# Start of TEXT BLOCK

We come to the last interview in our series with Philip who is in his first year at George Whitefield College. We hope you have enjoyed the series! Along with Seme, Philip will study the George Whitefield College (GWC) certificate course this year, with a view to commence the GWC Bachelor of Theology at the beginning of 2020.
Philip’s family celebrated the birth of his first child in November last year, and in this interview he shares of life away from his family, and the encouragement he has received in his study of the Scriptures in the midst of the challenges he faces.
How are your subjects going?
We have eight subjects: Biblical Theology, Introduction to New Testament, Numbers, Galatians, English, Study Skills, Public Speaking, and Church Administration and Management. In each subject I’m doing well, because the assignments come one after the other, rather than all at once. When you’re doing an assignment, you really have to look for sources. It really helps me to understand the subjects in a logical way, systematically. At the moment, I’m quite strong in most of the subjects.
What challenges have you found at the college?
The weather here is really different from South Sudan. It have to put on heavy clothes to prevent myself from freezing. In addition to that, I’m still learning the culture here. It is a little bit different. I’m also separated from my family. It can be difficult to concentrate when my studies when I think back to my family. The academics here are different from South Sudan. The workload is heaver at George Whitefield College, and I have to prepare a timetable to allocate my time wisely and utilise it properly. But I’m hopeful that I will cope with the system.
My language, the way I pronounce my English, can sound different, and sometimes my lecturers can mistake what I say. But despite that, we are doing well. They are friendly and we really enjoy being together. Most of them will come and ask me about my situation in the country and how I am finding life here, and how I am coping with making friendships with my classmates.
What successes have you found?

# End of TEXT BLOCK
# Start of ENTRIES

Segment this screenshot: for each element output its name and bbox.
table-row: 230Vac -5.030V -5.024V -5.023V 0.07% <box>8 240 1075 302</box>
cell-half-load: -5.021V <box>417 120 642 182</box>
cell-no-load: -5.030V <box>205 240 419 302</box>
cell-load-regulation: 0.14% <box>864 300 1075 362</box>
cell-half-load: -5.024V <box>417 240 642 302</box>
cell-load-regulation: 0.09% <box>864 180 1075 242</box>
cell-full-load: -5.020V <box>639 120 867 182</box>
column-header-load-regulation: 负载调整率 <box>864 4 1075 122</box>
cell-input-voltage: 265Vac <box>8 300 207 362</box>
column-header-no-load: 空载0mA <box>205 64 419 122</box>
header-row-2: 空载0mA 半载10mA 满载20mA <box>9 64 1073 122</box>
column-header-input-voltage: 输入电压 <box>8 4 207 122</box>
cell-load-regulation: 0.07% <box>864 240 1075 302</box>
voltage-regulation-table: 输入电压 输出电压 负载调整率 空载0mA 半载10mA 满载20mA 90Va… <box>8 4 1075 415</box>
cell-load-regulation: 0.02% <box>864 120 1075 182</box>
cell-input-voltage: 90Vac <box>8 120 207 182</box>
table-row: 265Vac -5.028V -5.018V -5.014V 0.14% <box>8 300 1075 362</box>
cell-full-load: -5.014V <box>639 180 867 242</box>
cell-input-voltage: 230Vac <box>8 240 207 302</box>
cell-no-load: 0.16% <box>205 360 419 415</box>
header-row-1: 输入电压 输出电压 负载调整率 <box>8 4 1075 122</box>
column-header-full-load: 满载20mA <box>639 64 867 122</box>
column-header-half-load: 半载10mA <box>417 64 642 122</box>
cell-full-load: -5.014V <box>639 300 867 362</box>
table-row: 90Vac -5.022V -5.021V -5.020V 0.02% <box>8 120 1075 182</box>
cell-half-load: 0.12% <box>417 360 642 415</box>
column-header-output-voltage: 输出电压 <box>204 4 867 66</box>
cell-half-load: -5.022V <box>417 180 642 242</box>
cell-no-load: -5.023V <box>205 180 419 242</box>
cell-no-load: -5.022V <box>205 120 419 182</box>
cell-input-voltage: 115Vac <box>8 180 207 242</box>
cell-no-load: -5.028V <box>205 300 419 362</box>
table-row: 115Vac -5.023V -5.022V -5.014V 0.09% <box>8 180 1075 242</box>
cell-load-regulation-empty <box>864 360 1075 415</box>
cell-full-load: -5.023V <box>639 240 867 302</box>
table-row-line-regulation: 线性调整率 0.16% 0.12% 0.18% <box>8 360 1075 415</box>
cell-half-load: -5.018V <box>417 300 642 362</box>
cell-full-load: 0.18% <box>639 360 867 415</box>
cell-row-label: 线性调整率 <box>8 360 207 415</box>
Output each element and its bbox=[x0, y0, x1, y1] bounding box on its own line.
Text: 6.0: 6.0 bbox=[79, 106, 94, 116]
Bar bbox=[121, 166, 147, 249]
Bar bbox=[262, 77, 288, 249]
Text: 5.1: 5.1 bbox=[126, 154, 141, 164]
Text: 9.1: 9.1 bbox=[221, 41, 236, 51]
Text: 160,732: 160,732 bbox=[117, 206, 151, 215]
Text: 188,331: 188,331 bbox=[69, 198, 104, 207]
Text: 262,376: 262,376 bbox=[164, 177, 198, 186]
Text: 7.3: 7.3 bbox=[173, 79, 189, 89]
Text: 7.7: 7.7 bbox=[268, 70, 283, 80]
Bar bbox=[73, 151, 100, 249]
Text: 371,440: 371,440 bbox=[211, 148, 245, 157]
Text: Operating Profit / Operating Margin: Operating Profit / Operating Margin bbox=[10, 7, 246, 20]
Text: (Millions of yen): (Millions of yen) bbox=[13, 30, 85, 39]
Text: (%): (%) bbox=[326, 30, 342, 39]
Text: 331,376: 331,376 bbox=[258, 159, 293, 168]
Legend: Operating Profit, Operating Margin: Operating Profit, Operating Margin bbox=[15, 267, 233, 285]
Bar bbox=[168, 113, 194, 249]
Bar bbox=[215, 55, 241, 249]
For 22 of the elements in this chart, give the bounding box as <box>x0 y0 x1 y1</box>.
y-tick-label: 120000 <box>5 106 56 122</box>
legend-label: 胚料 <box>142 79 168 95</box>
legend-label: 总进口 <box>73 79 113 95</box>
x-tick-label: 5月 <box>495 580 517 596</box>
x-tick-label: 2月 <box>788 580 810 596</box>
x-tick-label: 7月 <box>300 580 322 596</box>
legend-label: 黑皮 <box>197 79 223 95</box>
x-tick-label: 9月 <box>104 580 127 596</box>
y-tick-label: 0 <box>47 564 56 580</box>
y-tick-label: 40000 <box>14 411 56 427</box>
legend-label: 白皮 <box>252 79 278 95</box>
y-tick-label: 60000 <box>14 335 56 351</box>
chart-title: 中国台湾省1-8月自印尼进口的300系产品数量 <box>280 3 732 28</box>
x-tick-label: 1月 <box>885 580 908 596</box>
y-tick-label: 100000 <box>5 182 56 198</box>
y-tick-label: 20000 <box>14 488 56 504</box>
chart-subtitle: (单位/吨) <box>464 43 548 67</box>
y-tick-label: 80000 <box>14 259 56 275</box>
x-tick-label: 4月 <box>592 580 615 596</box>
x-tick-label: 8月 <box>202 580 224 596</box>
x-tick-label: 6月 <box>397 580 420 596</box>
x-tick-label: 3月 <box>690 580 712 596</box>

# End of ENTRIES

SET OF TASKS —
1. Answer these questions using the interview with Philip.
(a) Which degree does Philip plan to begin at the beginning of 2020?
(b) How many subjects does Philip say his class has?
(c) What about Philip's speech can sometimes cause his lecturers to mistake what he says?
2. Write the next part of the interview with Philip, starting after its final line.

RESULTS BY TASK —
1.
(a) The GWC Bachelor of Theology.
(b) Eight.
(c) The way he pronounces his English.

2.
I’ve really found it so interesting — the teaching here is a good model for me. The lectures are detailed and understandable. I really enjoy it. Some of my friends here are also getting me to learn about different cultures, which I really appreciate because the culture here and the way people behave in South Africa is completely different, and I look forward to taking back what I’ve learned when I go back to South Sudan.
Tell us about your fellowship group.
Our fellowship group is really interesting. Along with helping us with preaching and presentations, the group allows us to freely speak our ideas amongst ourselves as students. We feel free to ask our chaplain, who is a lecturer, about whatever we don’t know, even difficult things. Our chaplain is a really wonderful guy. We feel free to say anything, and he gives us advice, like about how education is not hard, what you just need to do is to put in effort so that you will succeed.
What have you learned at the college that is new or surprising to you?
Our biblical theology lectures are really so amazing – how the Old Testament is connected to the New Testament. You cannot understand the New Testament well without reading the Old Testament. When you’re reading about Old Testament, don’t think about it as a separate book or a separate body from the New Testament. But both of them are one. What is in the New Testament is a fulfilment of what has happened in the Old Testament. And to understand what has happened in the New Testament, you need to read the Old Testament. In Galatians, we also learn about justification by faith. My lecturer was taking me through and it is really so amazing that we are not justified because of our deeds. It is only by grace of God that we are saved.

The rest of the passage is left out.